----- Raw data -----
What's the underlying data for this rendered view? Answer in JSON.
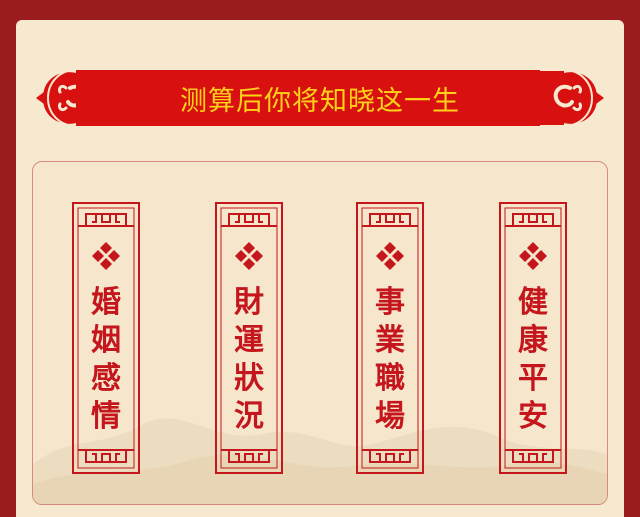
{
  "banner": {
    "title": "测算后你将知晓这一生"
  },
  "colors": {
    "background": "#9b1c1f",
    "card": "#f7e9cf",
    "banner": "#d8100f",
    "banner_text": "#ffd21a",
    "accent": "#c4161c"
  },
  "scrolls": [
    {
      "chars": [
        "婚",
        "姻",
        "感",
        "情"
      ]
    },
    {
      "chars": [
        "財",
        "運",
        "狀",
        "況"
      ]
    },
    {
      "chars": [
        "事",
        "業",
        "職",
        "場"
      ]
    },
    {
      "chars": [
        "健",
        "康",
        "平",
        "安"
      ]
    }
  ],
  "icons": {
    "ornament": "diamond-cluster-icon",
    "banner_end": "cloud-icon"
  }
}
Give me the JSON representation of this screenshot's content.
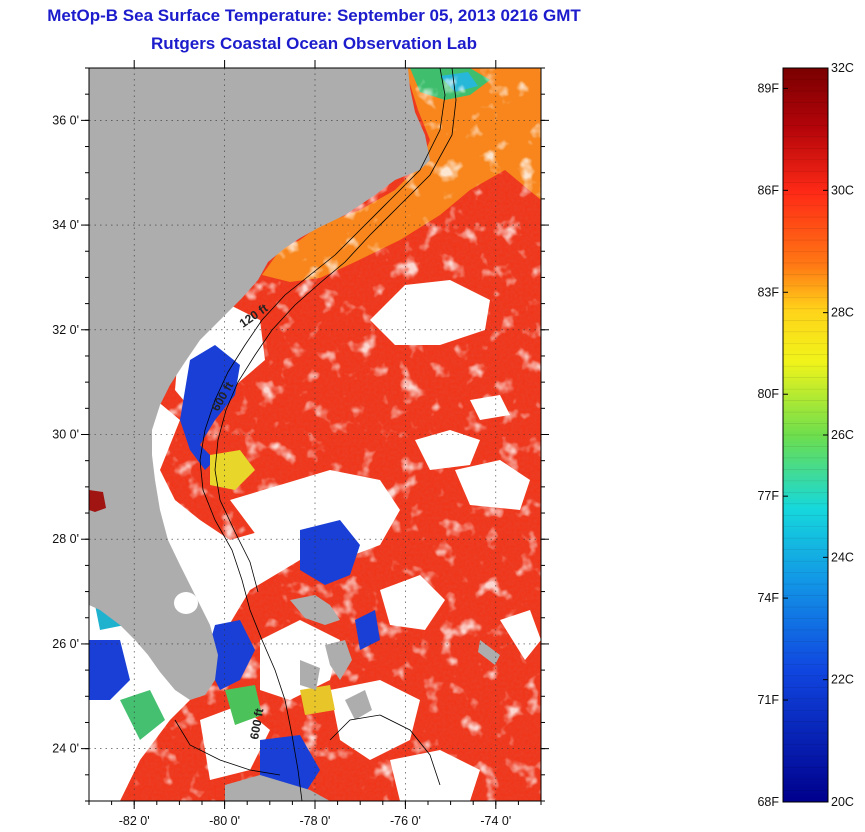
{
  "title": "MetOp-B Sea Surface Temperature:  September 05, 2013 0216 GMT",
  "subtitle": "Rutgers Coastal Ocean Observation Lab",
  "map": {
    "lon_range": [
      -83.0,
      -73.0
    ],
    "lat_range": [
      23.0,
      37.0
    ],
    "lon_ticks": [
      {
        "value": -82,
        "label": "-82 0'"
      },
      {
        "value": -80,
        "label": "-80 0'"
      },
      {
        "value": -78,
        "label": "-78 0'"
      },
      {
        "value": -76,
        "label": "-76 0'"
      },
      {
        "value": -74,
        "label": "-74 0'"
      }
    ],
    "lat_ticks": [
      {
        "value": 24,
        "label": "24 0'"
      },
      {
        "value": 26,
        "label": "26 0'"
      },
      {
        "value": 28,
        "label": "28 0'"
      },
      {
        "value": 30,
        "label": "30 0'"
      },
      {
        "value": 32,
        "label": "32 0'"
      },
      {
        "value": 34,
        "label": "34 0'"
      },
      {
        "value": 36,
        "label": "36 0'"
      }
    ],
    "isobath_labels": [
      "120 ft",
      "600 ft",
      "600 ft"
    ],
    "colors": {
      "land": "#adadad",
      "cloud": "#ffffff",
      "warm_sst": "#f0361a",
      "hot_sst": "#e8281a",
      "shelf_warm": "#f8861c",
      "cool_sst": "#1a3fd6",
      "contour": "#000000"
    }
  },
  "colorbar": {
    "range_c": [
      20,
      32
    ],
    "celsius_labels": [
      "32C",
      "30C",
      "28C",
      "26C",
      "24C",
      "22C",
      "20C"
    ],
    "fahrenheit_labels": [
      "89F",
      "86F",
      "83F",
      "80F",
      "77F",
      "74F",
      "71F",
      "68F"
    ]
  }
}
-----
----- Raw data -----
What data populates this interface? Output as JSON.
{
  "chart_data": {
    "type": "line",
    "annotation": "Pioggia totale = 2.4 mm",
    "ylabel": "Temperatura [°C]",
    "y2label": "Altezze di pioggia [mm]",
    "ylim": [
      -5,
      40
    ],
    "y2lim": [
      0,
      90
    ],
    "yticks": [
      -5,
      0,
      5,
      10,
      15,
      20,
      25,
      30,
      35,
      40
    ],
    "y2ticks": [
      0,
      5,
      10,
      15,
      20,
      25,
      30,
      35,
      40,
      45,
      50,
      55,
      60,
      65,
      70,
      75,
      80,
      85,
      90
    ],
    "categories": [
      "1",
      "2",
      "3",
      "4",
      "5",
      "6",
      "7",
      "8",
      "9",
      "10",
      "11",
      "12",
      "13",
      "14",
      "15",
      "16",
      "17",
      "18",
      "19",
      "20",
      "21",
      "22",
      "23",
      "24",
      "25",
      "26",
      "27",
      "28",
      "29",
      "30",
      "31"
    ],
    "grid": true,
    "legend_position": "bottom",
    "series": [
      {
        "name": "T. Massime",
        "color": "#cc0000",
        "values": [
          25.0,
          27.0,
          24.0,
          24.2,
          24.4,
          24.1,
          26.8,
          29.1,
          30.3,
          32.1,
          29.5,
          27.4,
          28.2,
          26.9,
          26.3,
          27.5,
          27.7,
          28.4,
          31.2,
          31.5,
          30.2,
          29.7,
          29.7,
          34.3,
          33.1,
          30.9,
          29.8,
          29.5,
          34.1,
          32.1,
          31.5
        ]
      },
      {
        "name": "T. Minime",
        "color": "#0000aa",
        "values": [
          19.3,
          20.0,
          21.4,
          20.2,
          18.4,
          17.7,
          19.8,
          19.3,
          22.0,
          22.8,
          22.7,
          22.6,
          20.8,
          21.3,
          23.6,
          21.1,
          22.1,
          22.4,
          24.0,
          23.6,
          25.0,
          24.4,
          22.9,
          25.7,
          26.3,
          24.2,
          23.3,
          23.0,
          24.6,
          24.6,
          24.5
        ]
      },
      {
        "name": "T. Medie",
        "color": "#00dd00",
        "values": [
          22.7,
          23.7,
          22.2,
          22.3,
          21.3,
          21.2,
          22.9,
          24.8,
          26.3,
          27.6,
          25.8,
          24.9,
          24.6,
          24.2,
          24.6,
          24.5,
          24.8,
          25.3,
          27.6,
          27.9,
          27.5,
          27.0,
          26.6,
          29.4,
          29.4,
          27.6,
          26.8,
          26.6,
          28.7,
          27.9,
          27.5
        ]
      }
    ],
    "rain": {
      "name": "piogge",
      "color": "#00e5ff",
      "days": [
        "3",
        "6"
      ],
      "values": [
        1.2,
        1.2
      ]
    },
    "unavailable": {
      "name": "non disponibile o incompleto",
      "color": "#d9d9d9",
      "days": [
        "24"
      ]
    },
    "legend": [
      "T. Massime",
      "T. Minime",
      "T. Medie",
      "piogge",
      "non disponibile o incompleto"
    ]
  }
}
-----
[Task to carry out]:
In the listing, find every line containing the word "What" and list it.

[Response for this exercise]:
What's the underlying data for this rendered view? Answer in JSON.
What data populates this interface? Output as JSON.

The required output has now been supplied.